Take the material below and retype it in full; pictures are left out.

A block of data:
= = = =

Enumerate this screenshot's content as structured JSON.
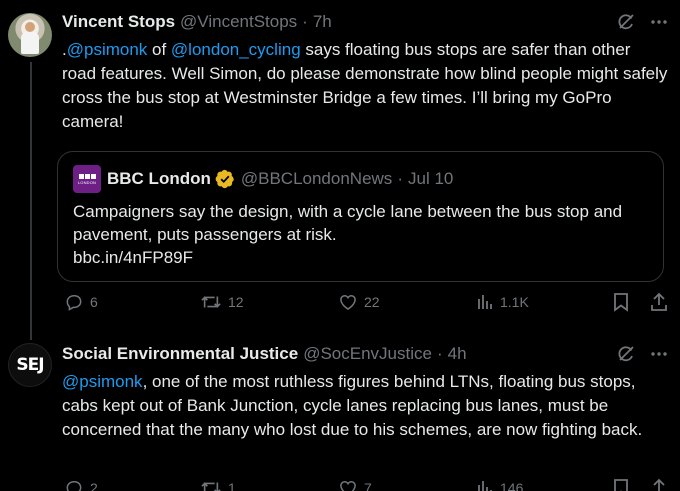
{
  "tweets": [
    {
      "name": "Vincent Stops",
      "handle": "@VincentStops",
      "separator": "·",
      "time": "7h",
      "text_parts": [
        {
          "type": "text",
          "value": "."
        },
        {
          "type": "mention",
          "value": "@psimonk"
        },
        {
          "type": "text",
          "value": " of "
        },
        {
          "type": "mention",
          "value": "@london_cycling"
        },
        {
          "type": "text",
          "value": " says floating bus stops are safer than other road features. Well Simon, do please demonstrate how blind people might safely cross the bus stop at Westminster Bridge a few times. I’ll bring my GoPro camera!"
        }
      ],
      "quote": {
        "name": "BBC London",
        "handle": "@BBCLondonNews",
        "separator": "·",
        "time": "Jul 10",
        "logo_text": "BBC",
        "logo_sub": "LONDON",
        "text": "Campaigners say the design, with a cycle lane between the bus stop and pavement, puts passengers at risk.",
        "link": "bbc.in/4nFP89F"
      },
      "stats": {
        "replies": "6",
        "reposts": "12",
        "likes": "22",
        "views": "1.1K"
      }
    },
    {
      "name": "Social Environmental Justice",
      "handle": "@SocEnvJustice",
      "separator": "·",
      "time": "4h",
      "avatar_text": "SEJ",
      "text_parts": [
        {
          "type": "mention",
          "value": "@psimonk"
        },
        {
          "type": "text",
          "value": ", one of the most ruthless figures behind LTNs, floating bus stops, cabs kept out of Bank Junction, cycle lanes replacing bus lanes, must be concerned that the many who lost due to his schemes, are now fighting back."
        }
      ],
      "stats": {
        "replies": "2",
        "reposts": "1",
        "likes": "7",
        "views": "146"
      }
    }
  ],
  "colors": {
    "background": "#000000",
    "text": "#e7e9ea",
    "muted": "#71767b",
    "link": "#1d9bf0",
    "border": "#2f3336",
    "verified": "#e8b923"
  },
  "icons": [
    "grok-icon",
    "more-icon",
    "reply-icon",
    "repost-icon",
    "like-icon",
    "views-icon",
    "bookmark-icon",
    "share-icon",
    "verified-badge-icon"
  ]
}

= = = =

◆ ANSWER FOR THIS EXERCISE ◆
Enumerate this screenshot's content as structured JSON.
{
  "tweets": [
    {
      "name": "Vincent Stops",
      "handle": "@VincentStops",
      "separator": "·",
      "time": "7h",
      "text_parts": [
        {
          "type": "text",
          "value": "."
        },
        {
          "type": "mention",
          "value": "@psimonk"
        },
        {
          "type": "text",
          "value": " of "
        },
        {
          "type": "mention",
          "value": "@london_cycling"
        },
        {
          "type": "text",
          "value": " says floating bus stops are safer than other road features. Well Simon, do please demonstrate how blind people might safely cross the bus stop at Westminster Bridge a few times. I’ll bring my GoPro camera!"
        }
      ],
      "quote": {
        "name": "BBC London",
        "handle": "@BBCLondonNews",
        "separator": "·",
        "time": "Jul 10",
        "logo_text": "BBC",
        "logo_sub": "LONDON",
        "text": "Campaigners say the design, with a cycle lane between the bus stop and pavement, puts passengers at risk.",
        "link": "bbc.in/4nFP89F"
      },
      "stats": {
        "replies": "6",
        "reposts": "12",
        "likes": "22",
        "views": "1.1K"
      }
    },
    {
      "name": "Social Environmental Justice",
      "handle": "@SocEnvJustice",
      "separator": "·",
      "time": "4h",
      "avatar_text": "SEJ",
      "text_parts": [
        {
          "type": "mention",
          "value": "@psimonk"
        },
        {
          "type": "text",
          "value": ", one of the most ruthless figures behind LTNs, floating bus stops, cabs kept out of Bank Junction, cycle lanes replacing bus lanes, must be concerned that the many who lost due to his schemes, are now fighting back."
        }
      ],
      "stats": {
        "replies": "2",
        "reposts": "1",
        "likes": "7",
        "views": "146"
      }
    }
  ],
  "colors": {
    "background": "#000000",
    "text": "#e7e9ea",
    "muted": "#71767b",
    "link": "#1d9bf0",
    "border": "#2f3336",
    "verified": "#e8b923"
  },
  "icons": [
    "grok-icon",
    "more-icon",
    "reply-icon",
    "repost-icon",
    "like-icon",
    "views-icon",
    "bookmark-icon",
    "share-icon",
    "verified-badge-icon"
  ]
}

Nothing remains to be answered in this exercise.